▶ TASK TO COMPLETE: Return every record below exactly as written, but leave out the pictures.

▶ EXERCISE INPUTS:
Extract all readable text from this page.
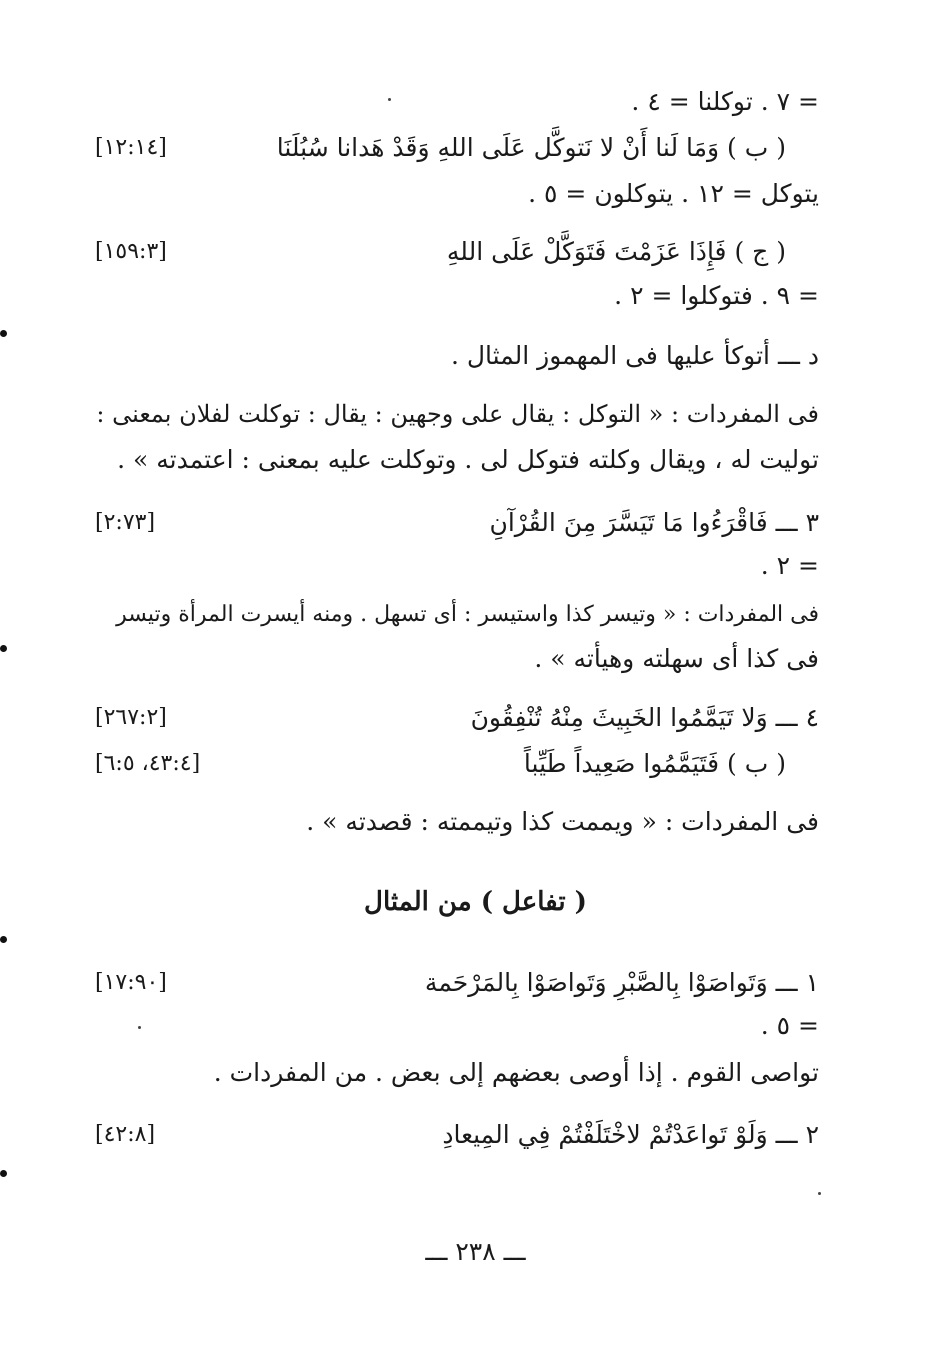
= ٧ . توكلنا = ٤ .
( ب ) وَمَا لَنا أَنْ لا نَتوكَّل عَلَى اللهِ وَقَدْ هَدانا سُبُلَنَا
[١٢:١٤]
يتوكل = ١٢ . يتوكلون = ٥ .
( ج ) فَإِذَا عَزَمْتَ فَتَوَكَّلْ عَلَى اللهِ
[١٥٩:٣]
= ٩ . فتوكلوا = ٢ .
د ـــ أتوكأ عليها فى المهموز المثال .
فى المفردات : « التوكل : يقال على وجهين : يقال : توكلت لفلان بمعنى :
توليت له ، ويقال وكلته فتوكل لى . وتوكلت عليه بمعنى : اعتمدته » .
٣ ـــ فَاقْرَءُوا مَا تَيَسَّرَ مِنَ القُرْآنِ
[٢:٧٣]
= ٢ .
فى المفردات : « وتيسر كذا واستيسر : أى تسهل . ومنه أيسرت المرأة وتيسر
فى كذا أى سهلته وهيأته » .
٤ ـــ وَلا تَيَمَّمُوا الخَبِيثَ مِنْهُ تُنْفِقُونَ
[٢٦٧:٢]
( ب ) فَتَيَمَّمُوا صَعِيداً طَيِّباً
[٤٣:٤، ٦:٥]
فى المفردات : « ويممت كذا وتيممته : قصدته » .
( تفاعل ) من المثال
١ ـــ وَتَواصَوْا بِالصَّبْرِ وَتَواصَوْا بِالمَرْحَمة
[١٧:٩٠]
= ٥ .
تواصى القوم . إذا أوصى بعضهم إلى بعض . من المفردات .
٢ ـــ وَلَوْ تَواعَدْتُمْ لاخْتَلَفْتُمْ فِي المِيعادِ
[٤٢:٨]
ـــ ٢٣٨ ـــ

▶ SOLUTION BELOW:
Extract all readable text from this page.
= ٧ . توكلنا = ٤ .
( ب ) وَمَا لَنا أَنْ لا نَتوكَّل عَلَى اللهِ وَقَدْ هَدانا سُبُلَنَا
[١٢:١٤]
يتوكل = ١٢ . يتوكلون = ٥ .
( ج ) فَإِذَا عَزَمْتَ فَتَوَكَّلْ عَلَى اللهِ
[١٥٩:٣]
= ٩ . فتوكلوا = ٢ .
د ـــ أتوكأ عليها فى المهموز المثال .
فى المفردات : « التوكل : يقال على وجهين : يقال : توكلت لفلان بمعنى :
توليت له ، ويقال وكلته فتوكل لى . وتوكلت عليه بمعنى : اعتمدته » .
٣ ـــ فَاقْرَءُوا مَا تَيَسَّرَ مِنَ القُرْآنِ
[٢:٧٣]
= ٢ .
فى المفردات : « وتيسر كذا واستيسر : أى تسهل . ومنه أيسرت المرأة وتيسر
فى كذا أى سهلته وهيأته » .
٤ ـــ وَلا تَيَمَّمُوا الخَبِيثَ مِنْهُ تُنْفِقُونَ
[٢٦٧:٢]
( ب ) فَتَيَمَّمُوا صَعِيداً طَيِّباً
[٤٣:٤، ٦:٥]
فى المفردات : « ويممت كذا وتيممته : قصدته » .
( تفاعل ) من المثال
١ ـــ وَتَواصَوْا بِالصَّبْرِ وَتَواصَوْا بِالمَرْحَمة
[١٧:٩٠]
= ٥ .
تواصى القوم . إذا أوصى بعضهم إلى بعض . من المفردات .
٢ ـــ وَلَوْ تَواعَدْتُمْ لاخْتَلَفْتُمْ فِي المِيعادِ
[٤٢:٨]
ـــ ٢٣٨ ـــ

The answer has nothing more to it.